- _Records for the task_
+---+

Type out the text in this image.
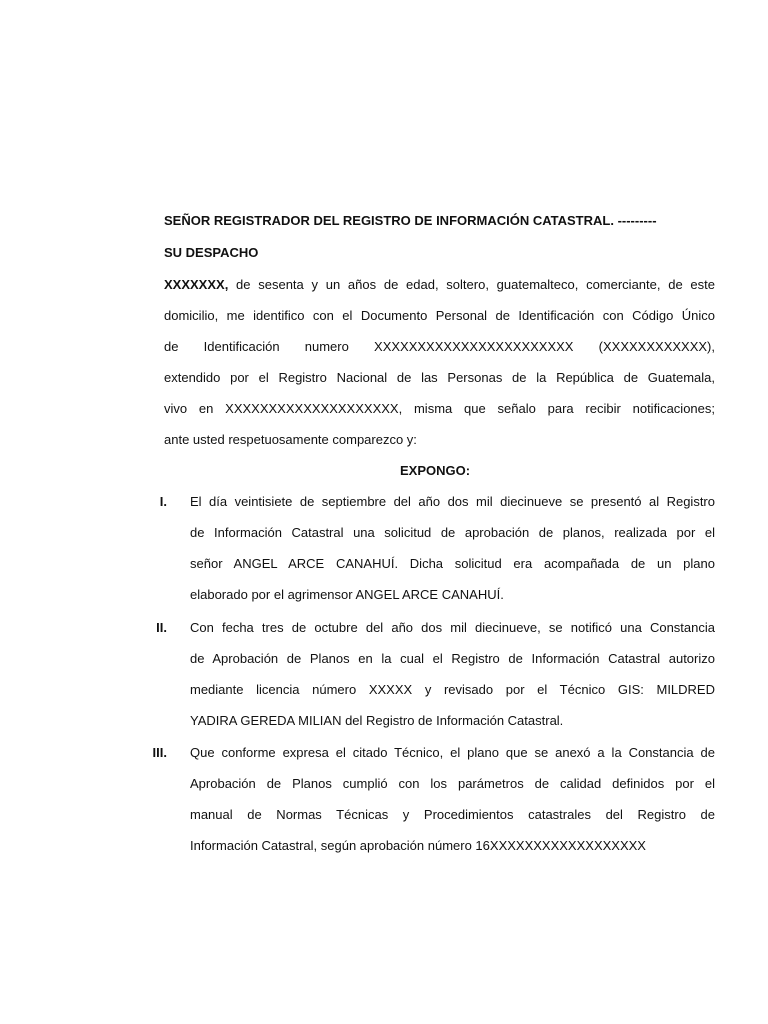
SEÑOR REGISTRADOR DEL REGISTRO DE INFORMACIÓN CATASTRAL. ---------
SU DESPACHO
XXXXXXX, de sesenta y un años de edad, soltero, guatemalteco, comerciante, de este
domicilio, me identifico con el Documento Personal de Identificación con Código Único
de Identificación numero XXXXXXXXXXXXXXXXXXXXXXX (XXXXXXXXXXXX),
extendido por el Registro Nacional de las Personas de la República de Guatemala,
vivo en XXXXXXXXXXXXXXXXXXXX, misma que señalo para recibir notificaciones;
ante usted respetuosamente comparezco y:
EXPONGO:
I. El día veintisiete de septiembre del año dos mil diecinueve se presentó al Registro
de Información Catastral una solicitud de aprobación de planos, realizada por el
señor ANGEL ARCE CANAHUÍ. Dicha solicitud era acompañada de un plano
elaborado por el agrimensor ANGEL ARCE CANAHUÍ.
II. Con fecha tres de octubre del año dos mil diecinueve, se notificó una Constancia
de Aprobación de Planos en la cual el Registro de Información Catastral autorizo
mediante licencia número XXXXX y revisado por el Técnico GIS: MILDRED
YADIRA GEREDA MILIAN del Registro de Información Catastral.
III. Que conforme expresa el citado Técnico, el plano que se anexó a la Constancia de
Aprobación de Planos cumplió con los parámetros de calidad definidos por el
manual de Normas Técnicas y Procedimientos catastrales del Registro de
Información Catastral, según aprobación número 16XXXXXXXXXXXXXXXXXX
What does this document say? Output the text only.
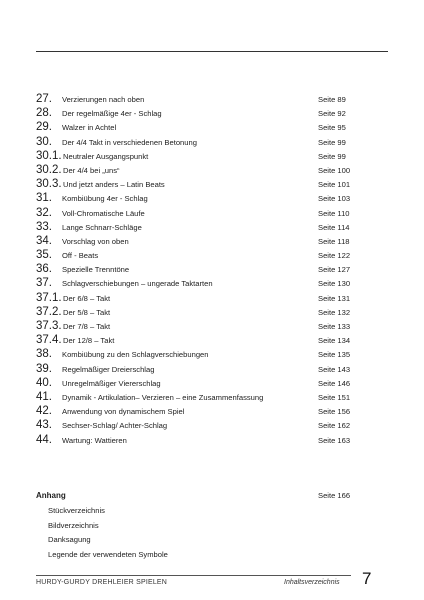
27. Verzierungen nach oben	Seite 89
28. Der regelmäßige 4er - Schlag	Seite 92
29. Walzer in Achtel	Seite 95
30. Der 4/4 Takt in verschiedenen Betonung	Seite 99
30.1. Neutraler Ausgangspunkt	Seite 99
30.2. Der 4/4 bei „uns“	Seite 100
30.3. Und jetzt anders – Latin Beats	Seite 101
31. Kombiübung 4er - Schlag	Seite 103
32. Voll-Chromatische Läufe	Seite 110
33. Lange Schnarr-Schläge	Seite 114
34. Vorschlag von oben	Seite 118
35. Off - Beats	Seite 122
36. Spezielle Trenntöne	Seite 127
37. Schlagverschiebungen – ungerade Taktarten	Seite 130
37.1. Der 6/8 – Takt	Seite 131
37.2. Der 5/8 – Takt	Seite 132
37.3. Der 7/8 – Takt	Seite 133
37.4. Der 12/8 – Takt	Seite 134
38. Kombiübung zu den Schlagverschiebungen	Seite 135
39. Regelmäßiger Dreierschlag	Seite 143
40. Unregelmäßiger Viererschlag	Seite 146
41. Dynamik - Artikulation– Verzieren – eine Zusammenfassung	Seite 151
42. Anwendung von dynamischem Spiel	Seite 156
43. Sechser-Schlag/ Achter-Schlag	Seite 162
44. Wartung: Wattieren	Seite 163
Anhang	Seite 166
Stückverzeichnis
Bildverzeichnis
Danksagung
Legende der verwendeten Symbole
HURDY-GURDY DREHLEIER SPIELEN	Inhaltsverzeichnis 7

+---+

- _Exercise_
Give all the entries again exactly, dropping each picture.

- _Solution to this exercise_
Type out the text in this image.
SEÑOR REGISTRADOR DEL REGISTRO DE INFORMACIÓN CATASTRAL. ---------
SU DESPACHO
XXXXXXX, de sesenta y un años de edad, soltero, guatemalteco, comerciante, de este
domicilio, me identifico con el Documento Personal de Identificación con Código Único
de Identificación numero XXXXXXXXXXXXXXXXXXXXXXX (XXXXXXXXXXXX),
extendido por el Registro Nacional de las Personas de la República de Guatemala,
vivo en XXXXXXXXXXXXXXXXXXXX, misma que señalo para recibir notificaciones;
ante usted respetuosamente comparezco y:
EXPONGO:
I. El día veintisiete de septiembre del año dos mil diecinueve se presentó al Registro
de Información Catastral una solicitud de aprobación de planos, realizada por el
señor ANGEL ARCE CANAHUÍ. Dicha solicitud era acompañada de un plano
elaborado por el agrimensor ANGEL ARCE CANAHUÍ.
II. Con fecha tres de octubre del año dos mil diecinueve, se notificó una Constancia
de Aprobación de Planos en la cual el Registro de Información Catastral autorizo
mediante licencia número XXXXX y revisado por el Técnico GIS: MILDRED
YADIRA GEREDA MILIAN del Registro de Información Catastral.
III. Que conforme expresa el citado Técnico, el plano que se anexó a la Constancia de
Aprobación de Planos cumplió con los parámetros de calidad definidos por el
manual de Normas Técnicas y Procedimientos catastrales del Registro de
Información Catastral, según aprobación número 16XXXXXXXXXXXXXXXXXX
What does this document say? Output the text only.
27. Verzierungen nach oben	Seite 89
28. Der regelmäßige 4er - Schlag	Seite 92
29. Walzer in Achtel	Seite 95
30. Der 4/4 Takt in verschiedenen Betonung	Seite 99
30.1. Neutraler Ausgangspunkt	Seite 99
30.2. Der 4/4 bei „uns“	Seite 100
30.3. Und jetzt anders – Latin Beats	Seite 101
31. Kombiübung 4er - Schlag	Seite 103
32. Voll-Chromatische Läufe	Seite 110
33. Lange Schnarr-Schläge	Seite 114
34. Vorschlag von oben	Seite 118
35. Off - Beats	Seite 122
36. Spezielle Trenntöne	Seite 127
37. Schlagverschiebungen – ungerade Taktarten	Seite 130
37.1. Der 6/8 – Takt	Seite 131
37.2. Der 5/8 – Takt	Seite 132
37.3. Der 7/8 – Takt	Seite 133
37.4. Der 12/8 – Takt	Seite 134
38. Kombiübung zu den Schlagverschiebungen	Seite 135
39. Regelmäßiger Dreierschlag	Seite 143
40. Unregelmäßiger Viererschlag	Seite 146
41. Dynamik - Artikulation– Verzieren – eine Zusammenfassung	Seite 151
42. Anwendung von dynamischem Spiel	Seite 156
43. Sechser-Schlag/ Achter-Schlag	Seite 162
44. Wartung: Wattieren	Seite 163
Anhang	Seite 166
Stückverzeichnis
Bildverzeichnis
Danksagung
Legende der verwendeten Symbole
HURDY-GURDY DREHLEIER SPIELEN	Inhaltsverzeichnis 7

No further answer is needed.